Work to do: Copy each line of the entries beneath that contains the word "효율적인".

Given data:
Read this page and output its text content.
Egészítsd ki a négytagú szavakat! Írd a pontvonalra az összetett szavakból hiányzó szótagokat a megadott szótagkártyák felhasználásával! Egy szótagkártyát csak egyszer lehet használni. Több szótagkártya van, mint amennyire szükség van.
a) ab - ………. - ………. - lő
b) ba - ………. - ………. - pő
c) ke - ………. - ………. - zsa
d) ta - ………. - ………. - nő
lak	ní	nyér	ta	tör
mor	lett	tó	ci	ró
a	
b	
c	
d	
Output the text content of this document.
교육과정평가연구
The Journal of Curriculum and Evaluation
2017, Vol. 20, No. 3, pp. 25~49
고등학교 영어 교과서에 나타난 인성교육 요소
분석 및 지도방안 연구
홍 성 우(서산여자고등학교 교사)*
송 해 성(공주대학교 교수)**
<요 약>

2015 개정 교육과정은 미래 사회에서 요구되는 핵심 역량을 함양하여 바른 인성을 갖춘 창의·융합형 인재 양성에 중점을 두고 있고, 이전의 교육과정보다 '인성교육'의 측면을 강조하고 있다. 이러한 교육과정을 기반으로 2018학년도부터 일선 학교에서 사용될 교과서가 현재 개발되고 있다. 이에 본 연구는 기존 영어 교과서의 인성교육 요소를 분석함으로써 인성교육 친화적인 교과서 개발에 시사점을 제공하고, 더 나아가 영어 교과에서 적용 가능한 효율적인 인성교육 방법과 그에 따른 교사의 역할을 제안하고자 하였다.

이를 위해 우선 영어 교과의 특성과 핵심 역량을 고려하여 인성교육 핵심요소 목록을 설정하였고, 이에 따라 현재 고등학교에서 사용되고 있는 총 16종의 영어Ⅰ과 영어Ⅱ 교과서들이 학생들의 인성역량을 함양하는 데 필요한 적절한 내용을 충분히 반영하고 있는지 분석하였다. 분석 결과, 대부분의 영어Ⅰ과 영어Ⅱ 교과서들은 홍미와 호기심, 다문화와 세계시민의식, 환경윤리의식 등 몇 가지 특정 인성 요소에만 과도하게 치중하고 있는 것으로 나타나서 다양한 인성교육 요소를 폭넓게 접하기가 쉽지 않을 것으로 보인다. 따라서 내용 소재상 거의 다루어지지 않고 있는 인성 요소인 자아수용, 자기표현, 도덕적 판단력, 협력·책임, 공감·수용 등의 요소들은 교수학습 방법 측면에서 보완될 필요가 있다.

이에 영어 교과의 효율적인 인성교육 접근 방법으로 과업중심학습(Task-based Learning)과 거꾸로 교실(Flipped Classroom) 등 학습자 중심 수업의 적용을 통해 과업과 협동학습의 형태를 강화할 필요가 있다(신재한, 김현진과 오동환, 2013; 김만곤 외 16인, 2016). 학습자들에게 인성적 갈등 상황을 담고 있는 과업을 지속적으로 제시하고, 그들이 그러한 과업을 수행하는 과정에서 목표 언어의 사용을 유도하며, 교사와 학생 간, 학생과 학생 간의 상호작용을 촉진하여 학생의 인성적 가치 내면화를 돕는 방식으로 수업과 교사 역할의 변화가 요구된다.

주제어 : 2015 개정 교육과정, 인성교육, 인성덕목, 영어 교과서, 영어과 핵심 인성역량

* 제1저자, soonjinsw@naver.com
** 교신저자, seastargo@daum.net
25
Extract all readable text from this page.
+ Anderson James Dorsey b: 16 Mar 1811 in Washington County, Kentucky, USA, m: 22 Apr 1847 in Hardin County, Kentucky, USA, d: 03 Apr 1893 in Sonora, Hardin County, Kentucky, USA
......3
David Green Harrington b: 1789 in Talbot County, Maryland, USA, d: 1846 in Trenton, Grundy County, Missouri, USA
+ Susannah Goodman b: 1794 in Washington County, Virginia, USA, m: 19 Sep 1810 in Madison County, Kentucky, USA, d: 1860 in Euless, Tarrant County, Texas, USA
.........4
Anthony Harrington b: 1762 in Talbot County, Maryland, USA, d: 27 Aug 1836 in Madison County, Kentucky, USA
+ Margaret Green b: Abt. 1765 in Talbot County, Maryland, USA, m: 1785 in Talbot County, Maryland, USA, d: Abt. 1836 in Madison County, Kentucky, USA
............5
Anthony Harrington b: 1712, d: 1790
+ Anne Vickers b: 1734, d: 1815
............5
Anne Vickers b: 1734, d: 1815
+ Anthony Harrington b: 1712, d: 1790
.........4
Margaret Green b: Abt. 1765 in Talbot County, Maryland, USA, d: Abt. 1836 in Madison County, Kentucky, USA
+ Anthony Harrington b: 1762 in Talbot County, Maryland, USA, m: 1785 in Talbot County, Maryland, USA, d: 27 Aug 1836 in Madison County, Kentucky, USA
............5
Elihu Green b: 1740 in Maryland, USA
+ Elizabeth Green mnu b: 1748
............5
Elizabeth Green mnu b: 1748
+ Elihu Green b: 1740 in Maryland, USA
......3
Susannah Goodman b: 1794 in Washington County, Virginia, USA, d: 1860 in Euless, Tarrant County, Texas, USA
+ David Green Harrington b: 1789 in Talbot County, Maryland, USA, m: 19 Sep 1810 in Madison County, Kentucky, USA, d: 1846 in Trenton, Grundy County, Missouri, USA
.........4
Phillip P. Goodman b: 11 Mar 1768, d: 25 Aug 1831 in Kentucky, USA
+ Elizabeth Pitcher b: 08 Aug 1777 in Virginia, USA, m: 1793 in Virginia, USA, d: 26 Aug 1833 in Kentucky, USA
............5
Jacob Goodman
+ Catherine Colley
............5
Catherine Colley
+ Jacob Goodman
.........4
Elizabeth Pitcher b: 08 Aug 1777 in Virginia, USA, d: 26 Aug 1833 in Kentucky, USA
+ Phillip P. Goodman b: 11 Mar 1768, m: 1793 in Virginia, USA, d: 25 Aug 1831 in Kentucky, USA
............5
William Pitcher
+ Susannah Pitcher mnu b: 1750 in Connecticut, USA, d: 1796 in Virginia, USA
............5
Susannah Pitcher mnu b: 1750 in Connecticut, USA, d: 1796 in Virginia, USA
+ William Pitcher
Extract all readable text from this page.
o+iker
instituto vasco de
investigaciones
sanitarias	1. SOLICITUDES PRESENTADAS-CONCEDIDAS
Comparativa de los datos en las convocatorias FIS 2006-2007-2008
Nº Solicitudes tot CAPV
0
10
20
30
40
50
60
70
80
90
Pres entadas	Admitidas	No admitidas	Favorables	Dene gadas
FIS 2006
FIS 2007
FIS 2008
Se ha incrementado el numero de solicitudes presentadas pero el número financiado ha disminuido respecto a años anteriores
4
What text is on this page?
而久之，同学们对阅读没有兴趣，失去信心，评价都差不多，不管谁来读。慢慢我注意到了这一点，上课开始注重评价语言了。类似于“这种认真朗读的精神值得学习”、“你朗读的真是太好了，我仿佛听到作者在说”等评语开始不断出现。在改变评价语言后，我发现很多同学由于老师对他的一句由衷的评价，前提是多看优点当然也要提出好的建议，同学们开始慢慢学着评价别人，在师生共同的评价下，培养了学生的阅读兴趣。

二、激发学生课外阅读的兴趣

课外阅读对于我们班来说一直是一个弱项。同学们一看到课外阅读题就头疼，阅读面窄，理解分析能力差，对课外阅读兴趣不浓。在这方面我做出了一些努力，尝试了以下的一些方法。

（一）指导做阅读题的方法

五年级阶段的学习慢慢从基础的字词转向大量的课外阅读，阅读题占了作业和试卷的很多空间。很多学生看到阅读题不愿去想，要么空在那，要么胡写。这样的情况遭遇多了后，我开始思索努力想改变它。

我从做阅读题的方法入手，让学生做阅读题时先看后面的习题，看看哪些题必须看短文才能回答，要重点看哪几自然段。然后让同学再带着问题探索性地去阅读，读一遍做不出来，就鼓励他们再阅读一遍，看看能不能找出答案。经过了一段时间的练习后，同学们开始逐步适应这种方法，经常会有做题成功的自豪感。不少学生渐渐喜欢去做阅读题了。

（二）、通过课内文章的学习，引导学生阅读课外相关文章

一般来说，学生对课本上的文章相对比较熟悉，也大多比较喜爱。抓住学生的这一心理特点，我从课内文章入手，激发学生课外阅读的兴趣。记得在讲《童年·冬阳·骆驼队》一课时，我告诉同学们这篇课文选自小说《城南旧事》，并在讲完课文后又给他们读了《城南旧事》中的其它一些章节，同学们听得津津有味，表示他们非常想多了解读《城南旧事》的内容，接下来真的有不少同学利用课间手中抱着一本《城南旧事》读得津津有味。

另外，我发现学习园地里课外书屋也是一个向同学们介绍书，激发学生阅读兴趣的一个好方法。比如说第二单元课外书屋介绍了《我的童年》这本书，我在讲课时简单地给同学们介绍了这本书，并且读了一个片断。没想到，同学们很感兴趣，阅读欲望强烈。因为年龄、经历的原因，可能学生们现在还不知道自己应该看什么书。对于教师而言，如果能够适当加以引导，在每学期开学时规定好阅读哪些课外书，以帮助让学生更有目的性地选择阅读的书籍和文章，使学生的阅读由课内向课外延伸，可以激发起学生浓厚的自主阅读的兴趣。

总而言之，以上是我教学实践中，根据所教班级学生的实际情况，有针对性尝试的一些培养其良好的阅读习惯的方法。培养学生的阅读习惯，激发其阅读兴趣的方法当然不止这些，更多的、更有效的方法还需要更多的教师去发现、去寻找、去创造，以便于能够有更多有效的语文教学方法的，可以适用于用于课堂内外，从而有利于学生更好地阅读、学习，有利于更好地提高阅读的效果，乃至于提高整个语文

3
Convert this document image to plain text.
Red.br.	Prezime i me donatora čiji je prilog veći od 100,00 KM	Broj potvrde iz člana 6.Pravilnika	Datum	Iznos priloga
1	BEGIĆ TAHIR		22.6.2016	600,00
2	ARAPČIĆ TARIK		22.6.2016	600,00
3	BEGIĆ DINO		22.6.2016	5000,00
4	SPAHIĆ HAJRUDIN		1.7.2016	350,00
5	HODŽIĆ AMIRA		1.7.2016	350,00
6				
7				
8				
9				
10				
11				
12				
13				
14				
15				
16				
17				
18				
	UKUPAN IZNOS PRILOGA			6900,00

Output:
2015 개정 교육과정은 미래 사회에서 요구되는 핵심 역량을 함양하여 바른 인성을 갖춘 창의·융합형 인재 양성에 중점을 두고 있고, 이전의 교육과정보다 '인성교육'의 측면을 강조하고 있다. 이러한 교육과정을 기반으로 2018학년도부터 일선 학교에서 사용될 교과서가 현재 개발되고 있다. 이에 본 연구는 기존 영어 교과서의 인성교육 요소를 분석함으로써 인성교육 친화적인 교과서 개발에 시사점을 제공하고, 더 나아가 영어 교과에서 적용 가능한 효율적인 인성교육 방법과 그에 따른 교사의 역할을 제안하고자 하였다.
이에 영어 교과의 효율적인 인성교육 접근 방법으로 과업중심학습(Task-based Learning)과 거꾸로 교실(Flipped Classroom) 등 학습자 중심 수업의 적용을 통해 과업과 협동학습의 형태를 강화할 필요가 있다(신재한, 김현진과 오동환, 2013; 김만곤 외 16인, 2016). 학습자들에게 인성적 갈등 상황을 담고 있는 과업을 지속적으로 제시하고, 그들이 그러한 과업을 수행하는 과정에서 목표 언어의 사용을 유도하며, 교사와 학생 간, 학생과 학생 간의 상호작용을 촉진하여 학생의 인성적 가치 내면화를 돕는 방식으로 수업과 교사 역할의 변화가 요구된다.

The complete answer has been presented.